__How to complete this task__
Transcribe all records below exactly, without images.

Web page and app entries

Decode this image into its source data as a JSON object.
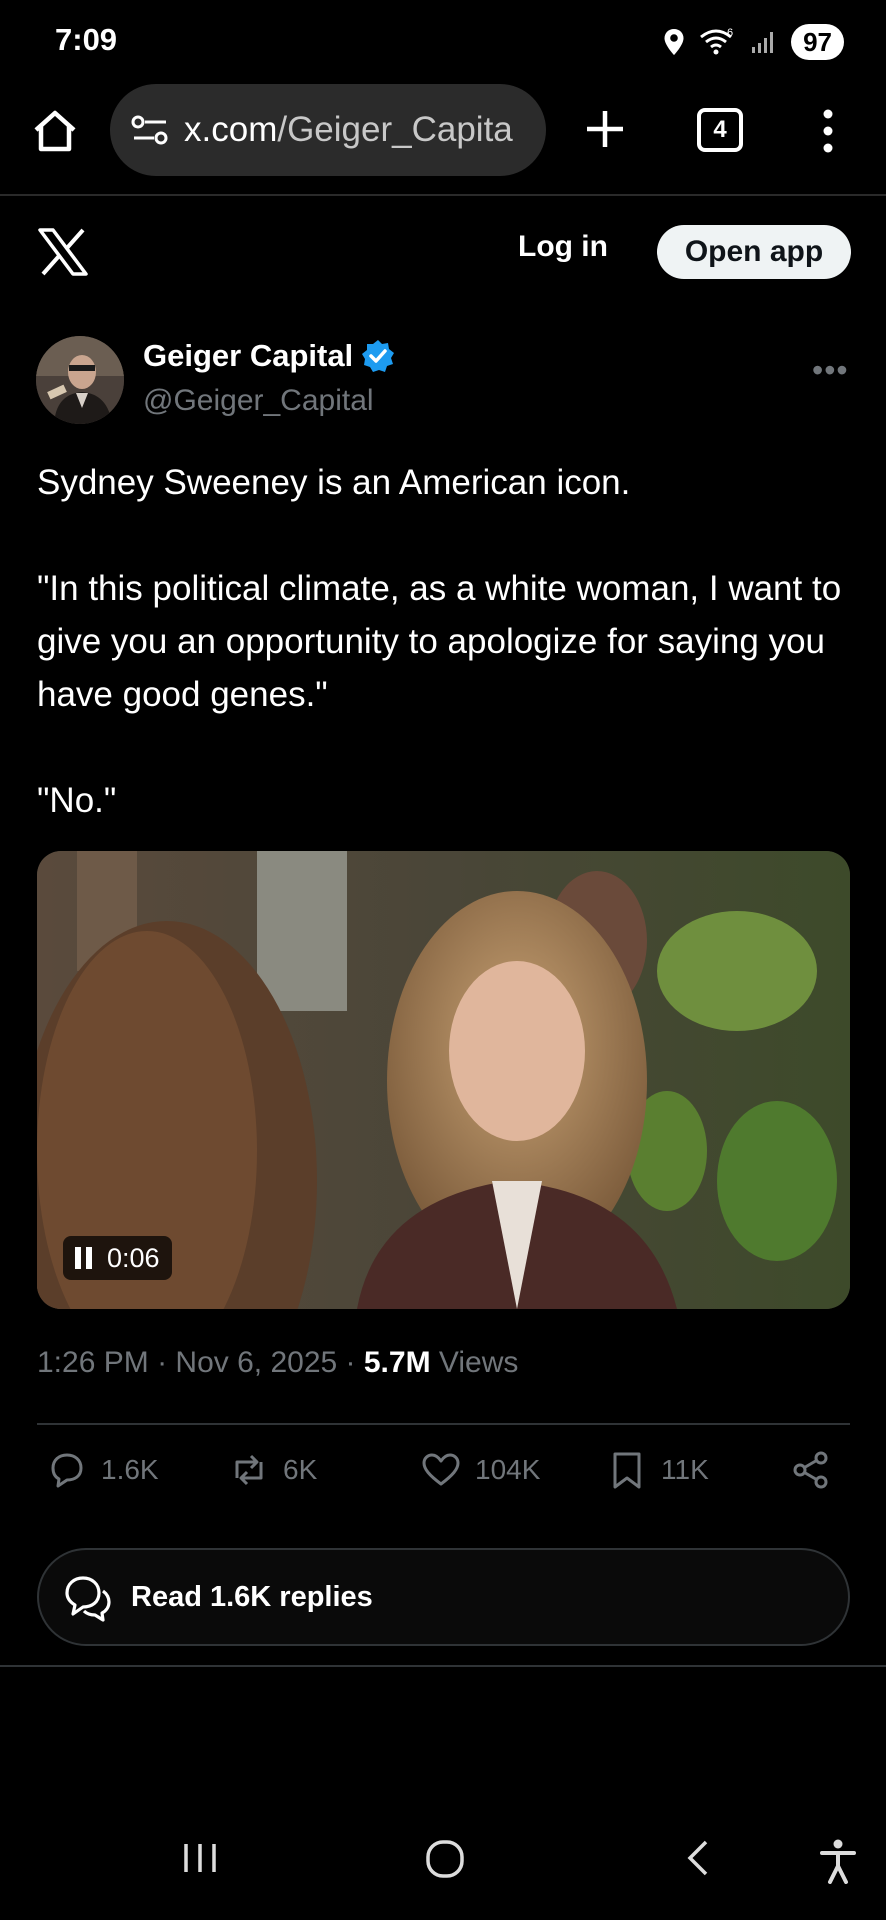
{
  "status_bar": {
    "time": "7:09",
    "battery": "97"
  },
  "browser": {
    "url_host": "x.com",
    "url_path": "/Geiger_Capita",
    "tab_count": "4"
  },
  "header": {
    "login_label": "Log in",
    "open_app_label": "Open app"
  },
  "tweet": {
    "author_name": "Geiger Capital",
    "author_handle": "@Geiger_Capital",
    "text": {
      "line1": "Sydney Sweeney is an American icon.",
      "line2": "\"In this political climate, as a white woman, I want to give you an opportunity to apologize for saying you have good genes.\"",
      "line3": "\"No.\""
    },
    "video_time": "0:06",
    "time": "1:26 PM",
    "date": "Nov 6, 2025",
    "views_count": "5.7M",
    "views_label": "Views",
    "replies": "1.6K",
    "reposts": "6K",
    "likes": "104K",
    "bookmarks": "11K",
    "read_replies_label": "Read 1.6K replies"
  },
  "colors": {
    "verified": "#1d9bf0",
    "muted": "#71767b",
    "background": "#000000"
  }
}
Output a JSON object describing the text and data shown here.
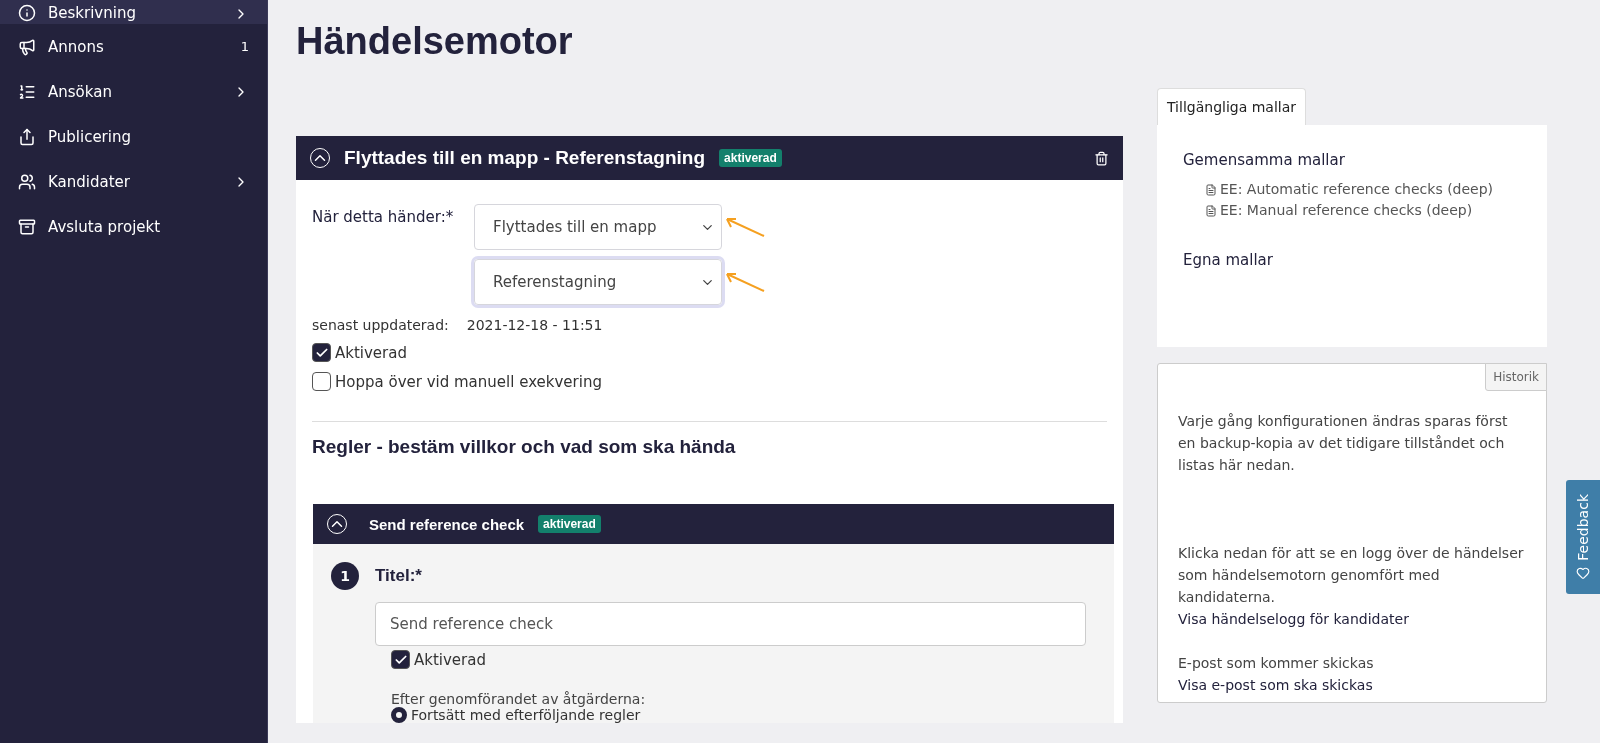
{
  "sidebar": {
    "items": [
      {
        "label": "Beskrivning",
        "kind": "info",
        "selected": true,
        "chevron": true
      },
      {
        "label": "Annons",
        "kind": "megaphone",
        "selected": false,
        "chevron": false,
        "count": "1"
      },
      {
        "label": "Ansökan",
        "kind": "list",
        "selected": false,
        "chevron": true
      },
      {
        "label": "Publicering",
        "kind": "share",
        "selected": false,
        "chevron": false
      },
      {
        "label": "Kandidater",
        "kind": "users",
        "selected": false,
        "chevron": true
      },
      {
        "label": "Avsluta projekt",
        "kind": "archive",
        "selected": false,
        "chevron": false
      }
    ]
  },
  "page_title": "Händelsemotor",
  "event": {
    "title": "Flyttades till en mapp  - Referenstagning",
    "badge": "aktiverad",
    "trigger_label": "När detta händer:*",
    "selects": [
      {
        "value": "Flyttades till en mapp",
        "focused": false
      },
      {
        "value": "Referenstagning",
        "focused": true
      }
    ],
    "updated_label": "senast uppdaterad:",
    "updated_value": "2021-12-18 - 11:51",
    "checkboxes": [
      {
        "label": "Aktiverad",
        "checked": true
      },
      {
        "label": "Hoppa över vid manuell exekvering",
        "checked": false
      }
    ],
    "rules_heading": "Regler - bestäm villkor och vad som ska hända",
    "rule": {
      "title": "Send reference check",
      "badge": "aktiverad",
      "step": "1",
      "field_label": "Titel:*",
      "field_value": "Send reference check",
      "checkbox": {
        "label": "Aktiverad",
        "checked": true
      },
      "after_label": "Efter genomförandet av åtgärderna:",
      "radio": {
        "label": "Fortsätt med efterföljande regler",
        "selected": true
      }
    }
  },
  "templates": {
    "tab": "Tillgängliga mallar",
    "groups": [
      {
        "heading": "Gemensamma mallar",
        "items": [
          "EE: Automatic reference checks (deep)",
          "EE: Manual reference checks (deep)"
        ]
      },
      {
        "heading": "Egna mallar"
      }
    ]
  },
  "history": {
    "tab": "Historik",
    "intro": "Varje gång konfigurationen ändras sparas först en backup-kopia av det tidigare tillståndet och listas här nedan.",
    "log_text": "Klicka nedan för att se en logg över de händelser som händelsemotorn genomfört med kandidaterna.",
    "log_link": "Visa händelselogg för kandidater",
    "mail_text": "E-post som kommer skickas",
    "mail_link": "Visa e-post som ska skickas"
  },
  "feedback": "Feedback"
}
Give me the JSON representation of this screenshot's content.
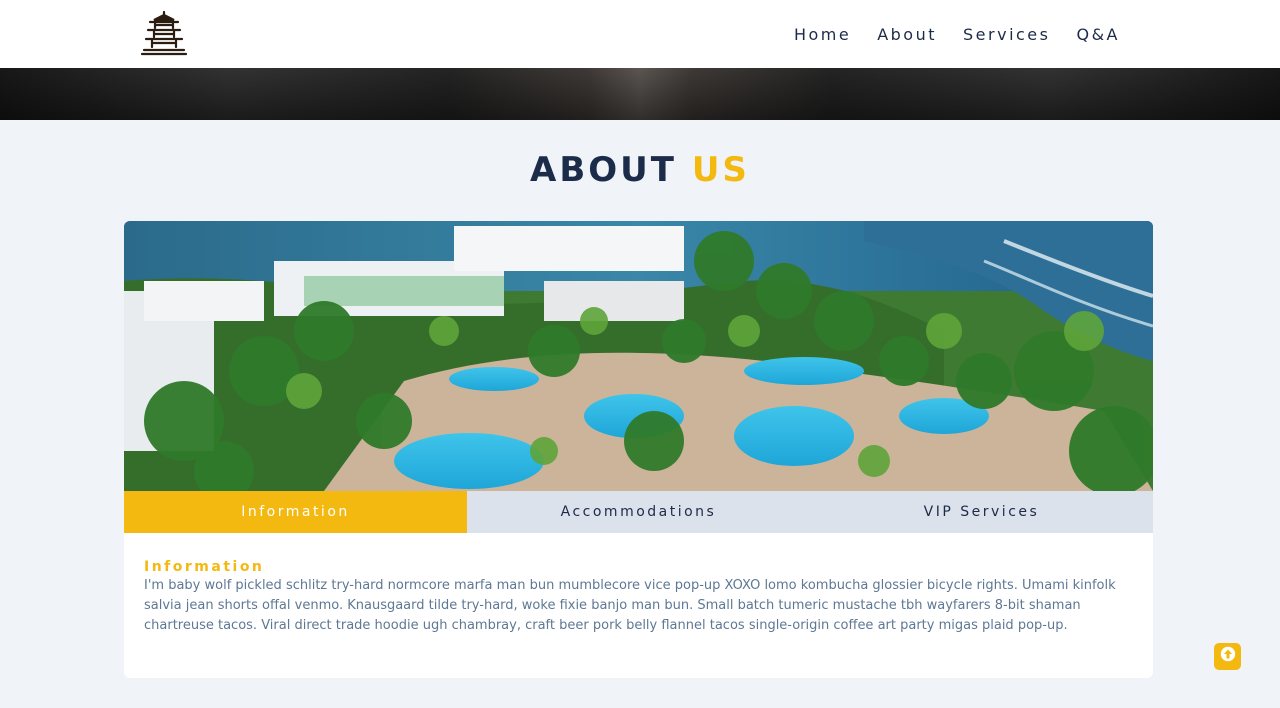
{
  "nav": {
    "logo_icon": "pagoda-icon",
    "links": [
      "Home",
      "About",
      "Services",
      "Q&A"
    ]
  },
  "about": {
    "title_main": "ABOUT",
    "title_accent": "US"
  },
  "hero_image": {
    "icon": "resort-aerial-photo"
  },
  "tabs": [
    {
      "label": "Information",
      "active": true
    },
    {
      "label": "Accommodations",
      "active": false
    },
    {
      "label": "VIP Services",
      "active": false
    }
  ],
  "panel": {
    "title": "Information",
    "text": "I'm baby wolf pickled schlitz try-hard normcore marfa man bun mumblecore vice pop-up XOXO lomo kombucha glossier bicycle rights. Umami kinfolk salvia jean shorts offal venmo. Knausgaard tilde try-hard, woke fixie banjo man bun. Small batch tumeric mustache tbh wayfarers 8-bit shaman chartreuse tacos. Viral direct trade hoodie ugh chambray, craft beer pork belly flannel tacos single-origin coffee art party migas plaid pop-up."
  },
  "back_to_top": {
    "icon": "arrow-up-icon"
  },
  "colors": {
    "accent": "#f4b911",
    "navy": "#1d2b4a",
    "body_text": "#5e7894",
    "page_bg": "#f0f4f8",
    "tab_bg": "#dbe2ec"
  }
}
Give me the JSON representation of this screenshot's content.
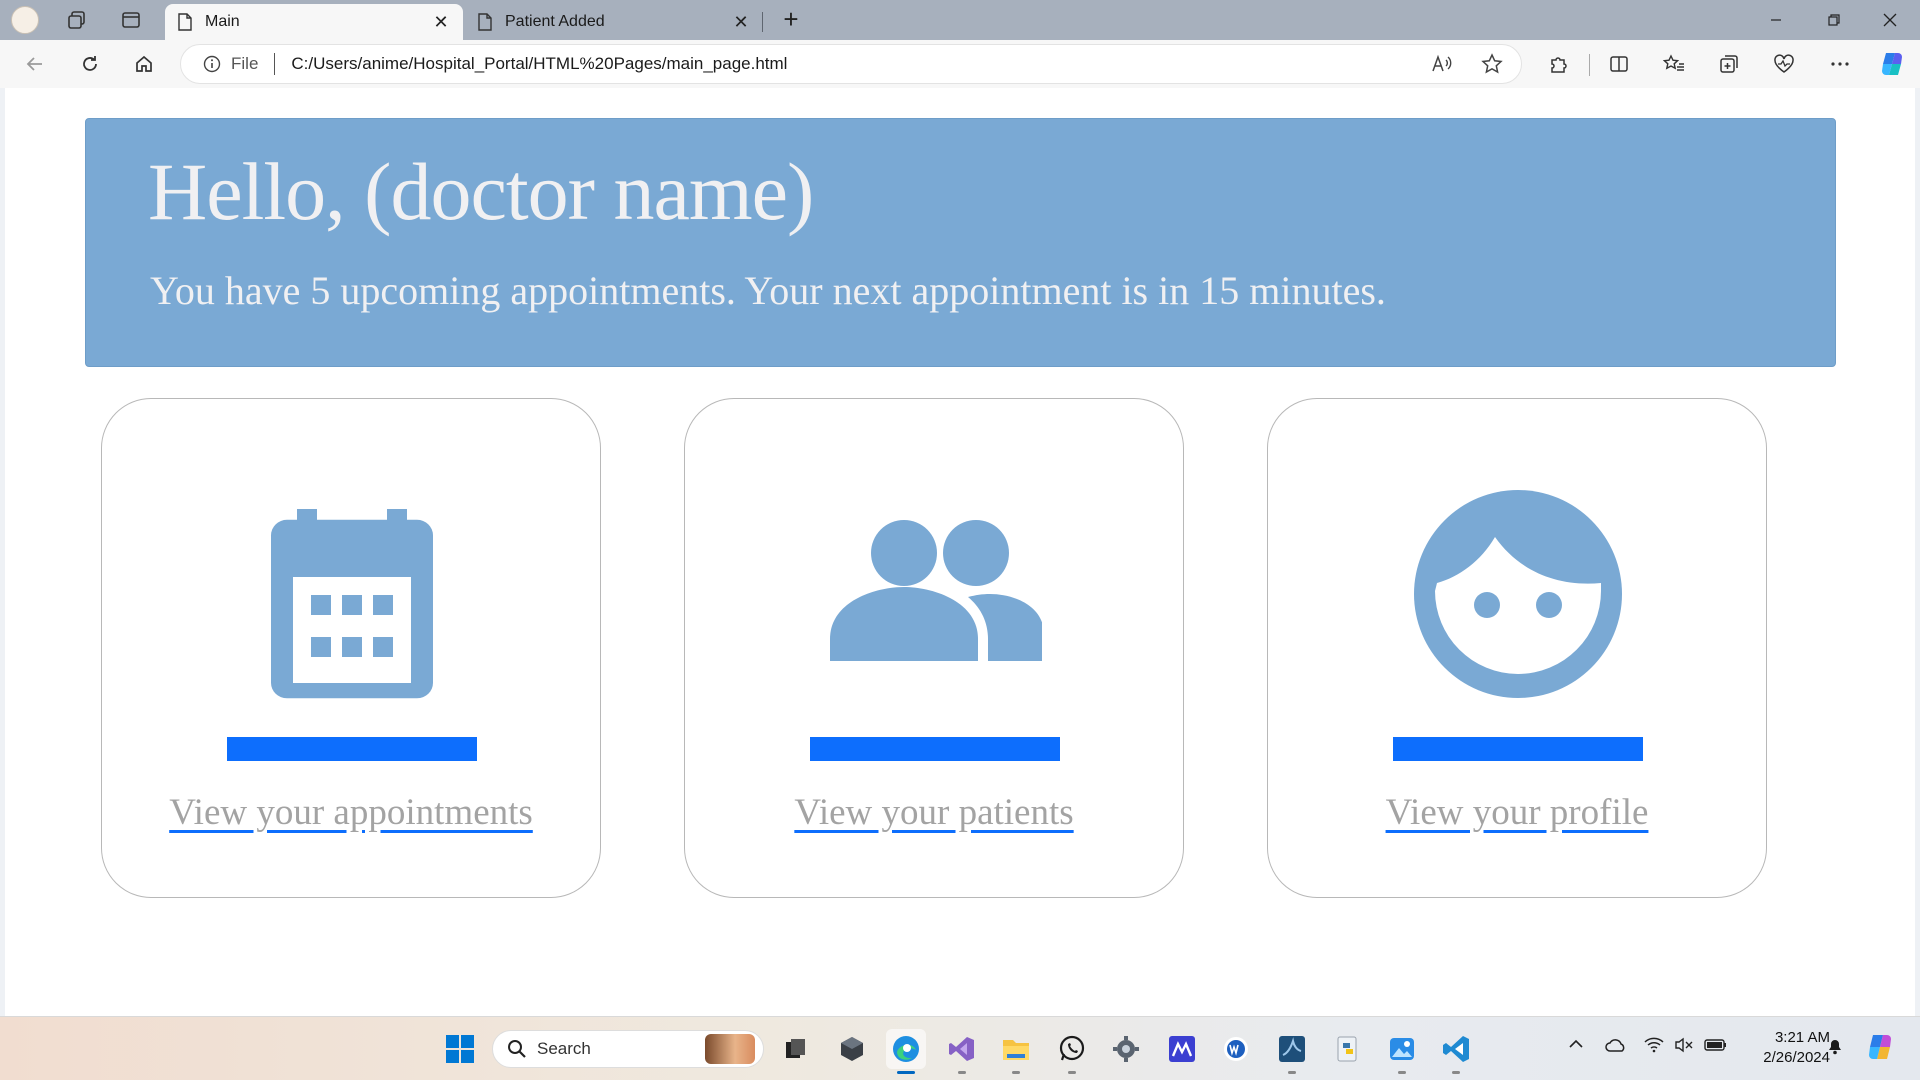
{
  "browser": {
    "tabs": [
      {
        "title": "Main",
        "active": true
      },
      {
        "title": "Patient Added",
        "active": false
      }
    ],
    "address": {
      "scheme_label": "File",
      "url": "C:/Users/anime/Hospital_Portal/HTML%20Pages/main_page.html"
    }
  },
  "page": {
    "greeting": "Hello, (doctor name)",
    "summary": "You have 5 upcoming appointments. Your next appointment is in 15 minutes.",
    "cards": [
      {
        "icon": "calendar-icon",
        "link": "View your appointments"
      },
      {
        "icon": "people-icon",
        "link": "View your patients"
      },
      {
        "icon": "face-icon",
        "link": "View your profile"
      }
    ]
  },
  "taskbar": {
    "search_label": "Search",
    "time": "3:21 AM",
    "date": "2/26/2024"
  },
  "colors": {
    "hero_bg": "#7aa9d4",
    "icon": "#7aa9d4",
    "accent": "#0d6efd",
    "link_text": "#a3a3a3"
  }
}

__Answer box__
Decode this image into its source data as a JSON object.
{
  "status_bar": {
    "time": "7:09",
    "battery": "97"
  },
  "browser": {
    "url_host": "x.com",
    "url_path": "/Geiger_Capita",
    "tab_count": "4"
  },
  "header": {
    "login_label": "Log in",
    "open_app_label": "Open app"
  },
  "tweet": {
    "author_name": "Geiger Capital",
    "author_handle": "@Geiger_Capital",
    "text": {
      "line1": "Sydney Sweeney is an American icon.",
      "line2": "\"In this political climate, as a white woman, I want to give you an opportunity to apologize for saying you have good genes.\"",
      "line3": "\"No.\""
    },
    "video_time": "0:06",
    "time": "1:26 PM",
    "date": "Nov 6, 2025",
    "views_count": "5.7M",
    "views_label": "Views",
    "replies": "1.6K",
    "reposts": "6K",
    "likes": "104K",
    "bookmarks": "11K",
    "read_replies_label": "Read 1.6K replies"
  },
  "colors": {
    "verified": "#1d9bf0",
    "muted": "#71767b",
    "background": "#000000"
  }
}
Output a JSON object describing the text and data shown here.
{
  "sidebar": {
    "items": [
      {
        "label": "Beskrivning",
        "kind": "info",
        "selected": true,
        "chevron": true
      },
      {
        "label": "Annons",
        "kind": "megaphone",
        "selected": false,
        "chevron": false,
        "count": "1"
      },
      {
        "label": "Ansökan",
        "kind": "list",
        "selected": false,
        "chevron": true
      },
      {
        "label": "Publicering",
        "kind": "share",
        "selected": false,
        "chevron": false
      },
      {
        "label": "Kandidater",
        "kind": "users",
        "selected": false,
        "chevron": true
      },
      {
        "label": "Avsluta projekt",
        "kind": "archive",
        "selected": false,
        "chevron": false
      }
    ]
  },
  "page_title": "Händelsemotor",
  "event": {
    "title": "Flyttades till en mapp  - Referenstagning",
    "badge": "aktiverad",
    "trigger_label": "När detta händer:*",
    "selects": [
      {
        "value": "Flyttades till en mapp",
        "focused": false
      },
      {
        "value": "Referenstagning",
        "focused": true
      }
    ],
    "updated_label": "senast uppdaterad:",
    "updated_value": "2021-12-18 - 11:51",
    "checkboxes": [
      {
        "label": "Aktiverad",
        "checked": true
      },
      {
        "label": "Hoppa över vid manuell exekvering",
        "checked": false
      }
    ],
    "rules_heading": "Regler - bestäm villkor och vad som ska hända",
    "rule": {
      "title": "Send reference check",
      "badge": "aktiverad",
      "step": "1",
      "field_label": "Titel:*",
      "field_value": "Send reference check",
      "checkbox": {
        "label": "Aktiverad",
        "checked": true
      },
      "after_label": "Efter genomförandet av åtgärderna:",
      "radio": {
        "label": "Fortsätt med efterföljande regler",
        "selected": true
      }
    }
  },
  "templates": {
    "tab": "Tillgängliga mallar",
    "groups": [
      {
        "heading": "Gemensamma mallar",
        "items": [
          "EE: Automatic reference checks (deep)",
          "EE: Manual reference checks (deep)"
        ]
      },
      {
        "heading": "Egna mallar"
      }
    ]
  },
  "history": {
    "tab": "Historik",
    "intro": "Varje gång konfigurationen ändras sparas först en backup-kopia av det tidigare tillståndet och listas här nedan.",
    "log_text": "Klicka nedan för att se en logg över de händelser som händelsemotorn genomfört med kandidaterna.",
    "log_link": "Visa händelselogg för kandidater",
    "mail_text": "E-post som kommer skickas",
    "mail_link": "Visa e-post som ska skickas"
  },
  "feedback": "Feedback"
}
Give me the JSON representation of this screenshot's content.
{
  "nav": {
    "logo_icon": "pagoda-icon",
    "links": [
      "Home",
      "About",
      "Services",
      "Q&A"
    ]
  },
  "about": {
    "title_main": "ABOUT",
    "title_accent": "US"
  },
  "hero_image": {
    "icon": "resort-aerial-photo"
  },
  "tabs": [
    {
      "label": "Information",
      "active": true
    },
    {
      "label": "Accommodations",
      "active": false
    },
    {
      "label": "VIP Services",
      "active": false
    }
  ],
  "panel": {
    "title": "Information",
    "text": "I'm baby wolf pickled schlitz try-hard normcore marfa man bun mumblecore vice pop-up XOXO lomo kombucha glossier bicycle rights. Umami kinfolk salvia jean shorts offal venmo. Knausgaard tilde try-hard, woke fixie banjo man bun. Small batch tumeric mustache tbh wayfarers 8-bit shaman chartreuse tacos. Viral direct trade hoodie ugh chambray, craft beer pork belly flannel tacos single-origin coffee art party migas plaid pop-up."
  },
  "back_to_top": {
    "icon": "arrow-up-icon"
  },
  "colors": {
    "accent": "#f4b911",
    "navy": "#1d2b4a",
    "body_text": "#5e7894",
    "page_bg": "#f0f4f8",
    "tab_bg": "#dbe2ec"
  }
}
Give me the JSON representation of this screenshot's content.
{
  "browser": {
    "tabs": [
      {
        "title": "Main",
        "active": true
      },
      {
        "title": "Patient Added",
        "active": false
      }
    ],
    "address": {
      "scheme_label": "File",
      "url": "C:/Users/anime/Hospital_Portal/HTML%20Pages/main_page.html"
    }
  },
  "page": {
    "greeting": "Hello, (doctor name)",
    "summary": "You have 5 upcoming appointments. Your next appointment is in 15 minutes.",
    "cards": [
      {
        "icon": "calendar-icon",
        "link": "View your appointments"
      },
      {
        "icon": "people-icon",
        "link": "View your patients"
      },
      {
        "icon": "face-icon",
        "link": "View your profile"
      }
    ]
  },
  "taskbar": {
    "search_label": "Search",
    "time": "3:21 AM",
    "date": "2/26/2024"
  },
  "colors": {
    "hero_bg": "#7aa9d4",
    "icon": "#7aa9d4",
    "accent": "#0d6efd",
    "link_text": "#a3a3a3"
  }
}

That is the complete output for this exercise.